**Stored data:**
____________

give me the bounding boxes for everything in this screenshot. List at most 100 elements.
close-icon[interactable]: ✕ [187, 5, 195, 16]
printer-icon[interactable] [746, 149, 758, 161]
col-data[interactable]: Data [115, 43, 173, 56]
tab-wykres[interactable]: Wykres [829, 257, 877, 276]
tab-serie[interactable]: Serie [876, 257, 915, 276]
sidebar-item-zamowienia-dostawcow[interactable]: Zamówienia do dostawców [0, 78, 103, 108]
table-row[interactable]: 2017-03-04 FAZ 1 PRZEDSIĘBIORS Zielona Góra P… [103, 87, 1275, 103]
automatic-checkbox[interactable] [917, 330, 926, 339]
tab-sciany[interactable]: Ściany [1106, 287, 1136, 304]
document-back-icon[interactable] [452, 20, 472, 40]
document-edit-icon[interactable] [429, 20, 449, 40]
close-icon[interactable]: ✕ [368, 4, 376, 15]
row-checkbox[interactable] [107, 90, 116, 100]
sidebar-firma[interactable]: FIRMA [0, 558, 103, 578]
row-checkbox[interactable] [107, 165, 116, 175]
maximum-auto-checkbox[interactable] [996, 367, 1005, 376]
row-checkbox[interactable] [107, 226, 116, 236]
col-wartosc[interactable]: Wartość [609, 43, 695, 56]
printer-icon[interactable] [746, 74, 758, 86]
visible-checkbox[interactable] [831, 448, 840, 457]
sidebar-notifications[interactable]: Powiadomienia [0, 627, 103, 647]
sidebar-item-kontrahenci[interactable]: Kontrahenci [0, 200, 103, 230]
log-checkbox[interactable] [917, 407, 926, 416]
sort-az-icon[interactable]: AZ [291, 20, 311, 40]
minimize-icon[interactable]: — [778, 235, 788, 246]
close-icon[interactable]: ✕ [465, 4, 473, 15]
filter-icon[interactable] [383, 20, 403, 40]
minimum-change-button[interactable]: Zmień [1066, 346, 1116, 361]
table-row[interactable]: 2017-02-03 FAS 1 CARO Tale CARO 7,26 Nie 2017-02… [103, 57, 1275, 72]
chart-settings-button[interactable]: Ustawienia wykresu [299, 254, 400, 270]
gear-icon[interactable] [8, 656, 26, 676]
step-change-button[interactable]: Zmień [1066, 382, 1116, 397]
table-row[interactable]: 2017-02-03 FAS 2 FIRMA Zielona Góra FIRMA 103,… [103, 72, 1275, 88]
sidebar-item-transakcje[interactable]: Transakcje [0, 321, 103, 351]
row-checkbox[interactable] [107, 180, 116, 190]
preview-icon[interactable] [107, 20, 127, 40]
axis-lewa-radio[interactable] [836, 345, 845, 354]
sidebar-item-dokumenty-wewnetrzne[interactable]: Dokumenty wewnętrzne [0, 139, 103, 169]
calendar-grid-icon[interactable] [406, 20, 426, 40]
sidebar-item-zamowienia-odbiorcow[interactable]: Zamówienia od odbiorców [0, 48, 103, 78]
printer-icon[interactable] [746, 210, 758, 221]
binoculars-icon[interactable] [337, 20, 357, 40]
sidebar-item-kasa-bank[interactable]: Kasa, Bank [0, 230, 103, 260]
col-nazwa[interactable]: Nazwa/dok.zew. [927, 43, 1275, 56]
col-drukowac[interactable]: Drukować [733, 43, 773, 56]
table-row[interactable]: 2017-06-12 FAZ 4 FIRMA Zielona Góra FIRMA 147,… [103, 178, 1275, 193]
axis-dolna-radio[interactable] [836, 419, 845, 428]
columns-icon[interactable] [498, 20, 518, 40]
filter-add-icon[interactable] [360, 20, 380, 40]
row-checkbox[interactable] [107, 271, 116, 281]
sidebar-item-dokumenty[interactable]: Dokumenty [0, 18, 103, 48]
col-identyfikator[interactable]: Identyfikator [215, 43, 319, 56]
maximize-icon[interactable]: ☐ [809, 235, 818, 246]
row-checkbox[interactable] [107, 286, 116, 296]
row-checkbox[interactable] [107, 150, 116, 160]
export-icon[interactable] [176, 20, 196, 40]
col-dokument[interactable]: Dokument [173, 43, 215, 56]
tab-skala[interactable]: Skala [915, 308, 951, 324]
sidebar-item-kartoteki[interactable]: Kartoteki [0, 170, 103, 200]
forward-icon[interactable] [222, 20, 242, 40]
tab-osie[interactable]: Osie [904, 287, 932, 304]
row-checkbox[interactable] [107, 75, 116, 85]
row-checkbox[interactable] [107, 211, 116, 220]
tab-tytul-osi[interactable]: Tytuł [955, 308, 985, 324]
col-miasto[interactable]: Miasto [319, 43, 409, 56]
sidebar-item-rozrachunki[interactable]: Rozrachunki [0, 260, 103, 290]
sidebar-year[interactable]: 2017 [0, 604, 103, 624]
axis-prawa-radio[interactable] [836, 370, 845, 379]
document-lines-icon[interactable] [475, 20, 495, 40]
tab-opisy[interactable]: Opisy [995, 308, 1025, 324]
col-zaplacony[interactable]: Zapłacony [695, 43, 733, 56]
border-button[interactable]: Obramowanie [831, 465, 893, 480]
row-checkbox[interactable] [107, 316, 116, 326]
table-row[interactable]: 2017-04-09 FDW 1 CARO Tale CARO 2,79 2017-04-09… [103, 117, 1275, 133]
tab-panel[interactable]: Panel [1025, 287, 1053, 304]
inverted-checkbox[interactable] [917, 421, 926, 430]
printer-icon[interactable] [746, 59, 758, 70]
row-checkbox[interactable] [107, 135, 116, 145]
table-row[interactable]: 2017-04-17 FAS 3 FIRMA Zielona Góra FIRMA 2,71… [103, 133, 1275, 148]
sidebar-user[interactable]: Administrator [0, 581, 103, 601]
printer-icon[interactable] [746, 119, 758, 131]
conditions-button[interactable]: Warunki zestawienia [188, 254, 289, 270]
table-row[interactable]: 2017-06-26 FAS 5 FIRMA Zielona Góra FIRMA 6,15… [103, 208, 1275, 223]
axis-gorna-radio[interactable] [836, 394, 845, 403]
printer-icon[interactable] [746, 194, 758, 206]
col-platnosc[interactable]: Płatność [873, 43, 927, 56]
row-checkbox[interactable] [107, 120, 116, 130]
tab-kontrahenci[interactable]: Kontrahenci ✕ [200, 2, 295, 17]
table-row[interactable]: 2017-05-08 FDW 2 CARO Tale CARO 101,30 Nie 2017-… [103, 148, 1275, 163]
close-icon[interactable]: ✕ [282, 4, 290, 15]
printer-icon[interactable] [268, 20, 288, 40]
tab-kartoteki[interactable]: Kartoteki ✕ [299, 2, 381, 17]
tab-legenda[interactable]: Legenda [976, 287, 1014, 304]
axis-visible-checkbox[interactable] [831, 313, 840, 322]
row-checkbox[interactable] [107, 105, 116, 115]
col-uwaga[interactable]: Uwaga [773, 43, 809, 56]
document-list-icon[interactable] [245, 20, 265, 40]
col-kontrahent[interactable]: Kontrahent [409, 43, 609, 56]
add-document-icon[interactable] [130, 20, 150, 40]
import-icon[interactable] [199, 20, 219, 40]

____________

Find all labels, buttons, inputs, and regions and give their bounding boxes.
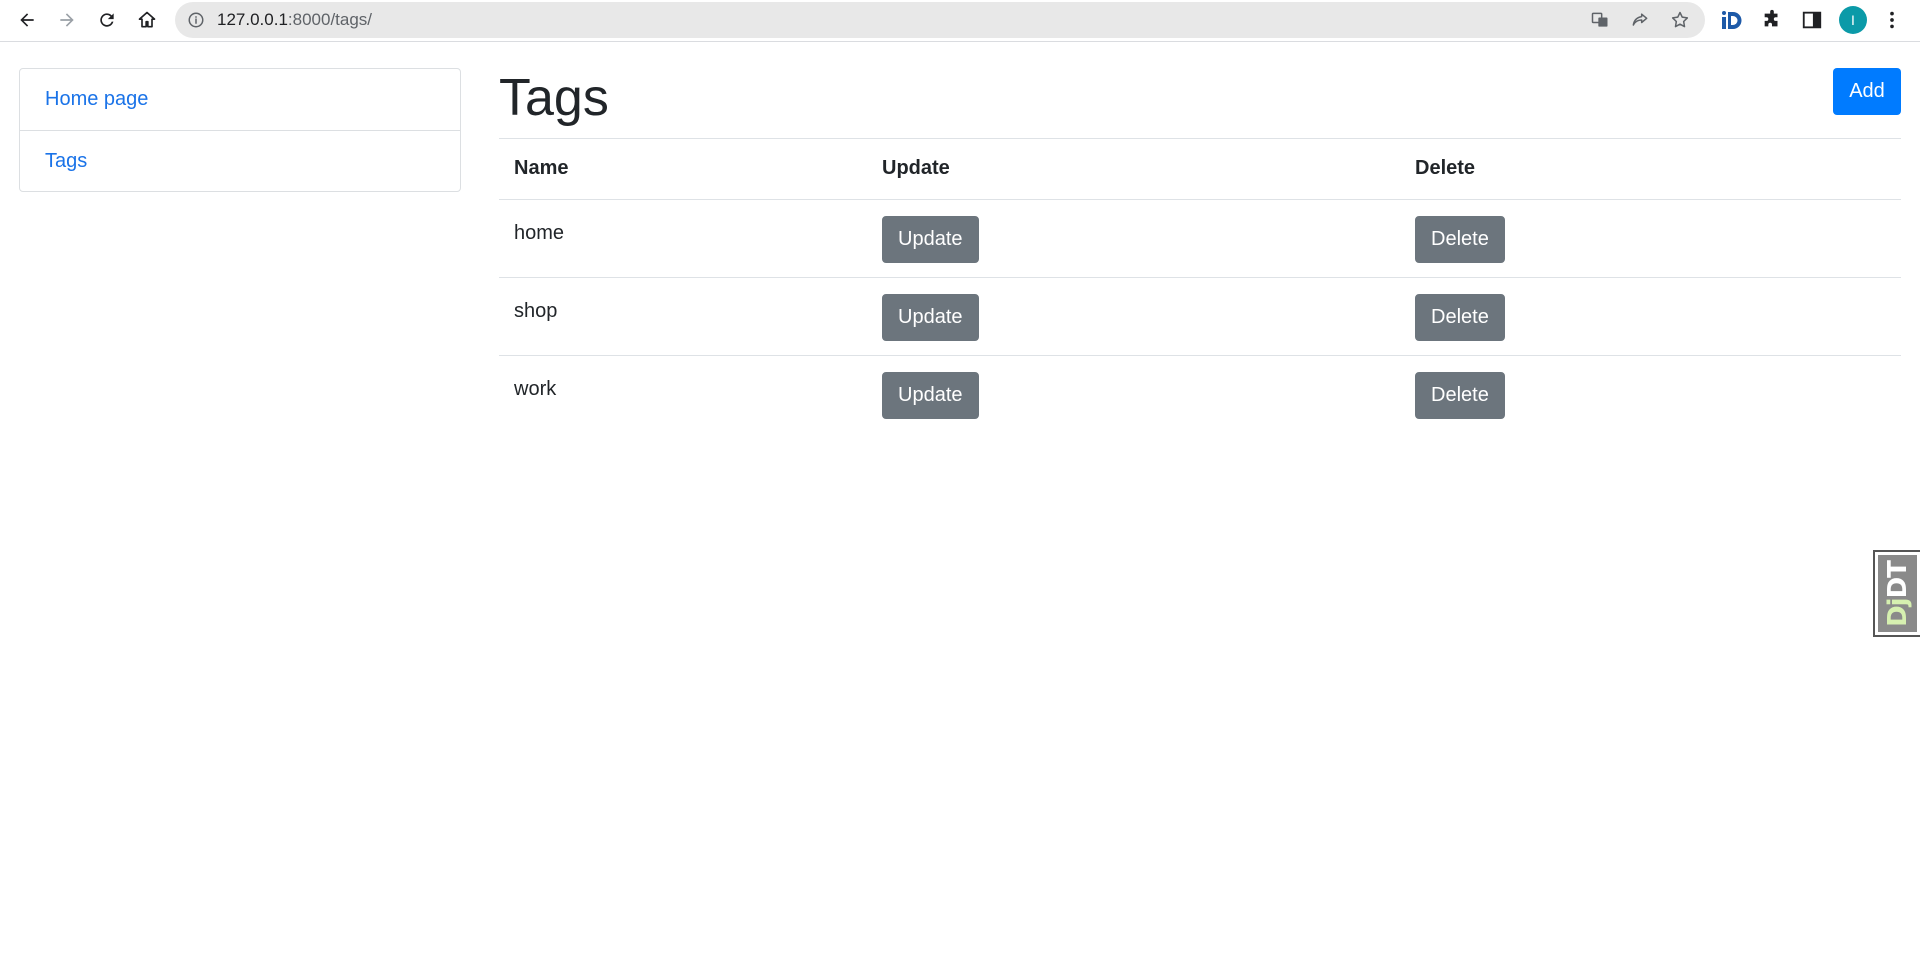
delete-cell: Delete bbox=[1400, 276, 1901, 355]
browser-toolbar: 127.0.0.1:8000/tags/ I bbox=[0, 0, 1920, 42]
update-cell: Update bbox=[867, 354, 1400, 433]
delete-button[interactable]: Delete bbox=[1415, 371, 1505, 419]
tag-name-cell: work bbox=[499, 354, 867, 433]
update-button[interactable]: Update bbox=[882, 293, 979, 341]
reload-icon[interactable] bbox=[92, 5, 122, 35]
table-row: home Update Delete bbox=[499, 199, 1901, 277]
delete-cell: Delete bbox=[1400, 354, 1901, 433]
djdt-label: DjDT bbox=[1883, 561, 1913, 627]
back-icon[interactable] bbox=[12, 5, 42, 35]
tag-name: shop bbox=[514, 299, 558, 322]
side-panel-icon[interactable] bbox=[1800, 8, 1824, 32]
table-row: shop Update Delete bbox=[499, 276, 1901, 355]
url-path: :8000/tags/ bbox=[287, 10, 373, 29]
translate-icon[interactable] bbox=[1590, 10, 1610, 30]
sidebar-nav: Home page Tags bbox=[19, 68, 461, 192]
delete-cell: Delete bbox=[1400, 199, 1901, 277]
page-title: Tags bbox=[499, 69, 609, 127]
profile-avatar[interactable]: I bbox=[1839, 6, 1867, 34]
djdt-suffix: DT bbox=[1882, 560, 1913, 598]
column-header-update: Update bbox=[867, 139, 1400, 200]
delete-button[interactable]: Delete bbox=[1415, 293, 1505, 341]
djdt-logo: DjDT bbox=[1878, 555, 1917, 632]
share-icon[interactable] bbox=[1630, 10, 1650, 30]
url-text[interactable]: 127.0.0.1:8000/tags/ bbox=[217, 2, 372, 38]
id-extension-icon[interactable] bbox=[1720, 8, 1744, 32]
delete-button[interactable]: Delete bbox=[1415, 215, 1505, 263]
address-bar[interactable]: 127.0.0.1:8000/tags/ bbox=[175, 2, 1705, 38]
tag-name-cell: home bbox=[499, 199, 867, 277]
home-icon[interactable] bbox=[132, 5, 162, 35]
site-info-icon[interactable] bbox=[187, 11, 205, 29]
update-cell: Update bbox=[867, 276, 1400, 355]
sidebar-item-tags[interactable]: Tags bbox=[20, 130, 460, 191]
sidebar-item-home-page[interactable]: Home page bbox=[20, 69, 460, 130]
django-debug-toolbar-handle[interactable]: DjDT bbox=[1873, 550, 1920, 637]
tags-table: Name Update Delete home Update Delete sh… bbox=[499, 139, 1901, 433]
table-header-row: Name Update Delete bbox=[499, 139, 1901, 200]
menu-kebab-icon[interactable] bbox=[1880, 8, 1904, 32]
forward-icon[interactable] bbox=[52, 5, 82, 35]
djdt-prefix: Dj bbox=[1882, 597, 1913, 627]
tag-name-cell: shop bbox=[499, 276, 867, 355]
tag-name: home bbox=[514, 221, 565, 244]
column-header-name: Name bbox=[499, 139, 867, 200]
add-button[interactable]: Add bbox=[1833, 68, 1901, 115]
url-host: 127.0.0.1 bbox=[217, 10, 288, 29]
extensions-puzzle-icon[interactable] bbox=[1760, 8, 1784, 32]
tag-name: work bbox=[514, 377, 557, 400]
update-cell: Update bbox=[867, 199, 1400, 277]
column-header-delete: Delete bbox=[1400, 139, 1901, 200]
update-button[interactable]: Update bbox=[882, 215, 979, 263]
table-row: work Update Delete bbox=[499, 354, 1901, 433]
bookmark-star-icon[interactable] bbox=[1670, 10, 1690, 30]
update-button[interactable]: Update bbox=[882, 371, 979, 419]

____________

**JOB:**
Rewrite the lines from the one containing "give me the" through the one containing "346, 1116, 361]", replacing "Powiadomienia" with "Komunikaty" and changing nothing else.

**RESULT OF THE TASK:**
give me the bounding boxes for everything in this screenshot. List at most 100 elements.
close-icon[interactable]: ✕ [187, 5, 195, 16]
printer-icon[interactable] [746, 149, 758, 161]
col-data[interactable]: Data [115, 43, 173, 56]
tab-wykres[interactable]: Wykres [829, 257, 877, 276]
tab-serie[interactable]: Serie [876, 257, 915, 276]
sidebar-item-zamowienia-dostawcow[interactable]: Zamówienia do dostawców [0, 78, 103, 108]
table-row[interactable]: 2017-03-04 FAZ 1 PRZEDSIĘBIORS Zielona Góra P… [103, 87, 1275, 103]
automatic-checkbox[interactable] [917, 330, 926, 339]
tab-sciany[interactable]: Ściany [1106, 287, 1136, 304]
document-back-icon[interactable] [452, 20, 472, 40]
document-edit-icon[interactable] [429, 20, 449, 40]
close-icon[interactable]: ✕ [368, 4, 376, 15]
row-checkbox[interactable] [107, 90, 116, 100]
sidebar-firma[interactable]: FIRMA [0, 558, 103, 578]
row-checkbox[interactable] [107, 165, 116, 175]
maximum-auto-checkbox[interactable] [996, 367, 1005, 376]
row-checkbox[interactable] [107, 226, 116, 236]
col-wartosc[interactable]: Wartość [609, 43, 695, 56]
printer-icon[interactable] [746, 74, 758, 86]
visible-checkbox[interactable] [831, 448, 840, 457]
sidebar-notifications[interactable]: Komunikaty [0, 627, 103, 647]
sidebar-item-kontrahenci[interactable]: Kontrahenci [0, 200, 103, 230]
log-checkbox[interactable] [917, 407, 926, 416]
sort-az-icon[interactable]: AZ [291, 20, 311, 40]
minimize-icon[interactable]: — [778, 235, 788, 246]
close-icon[interactable]: ✕ [465, 4, 473, 15]
filter-icon[interactable] [383, 20, 403, 40]
minimum-change-button[interactable]: Zmień [1066, 346, 1116, 361]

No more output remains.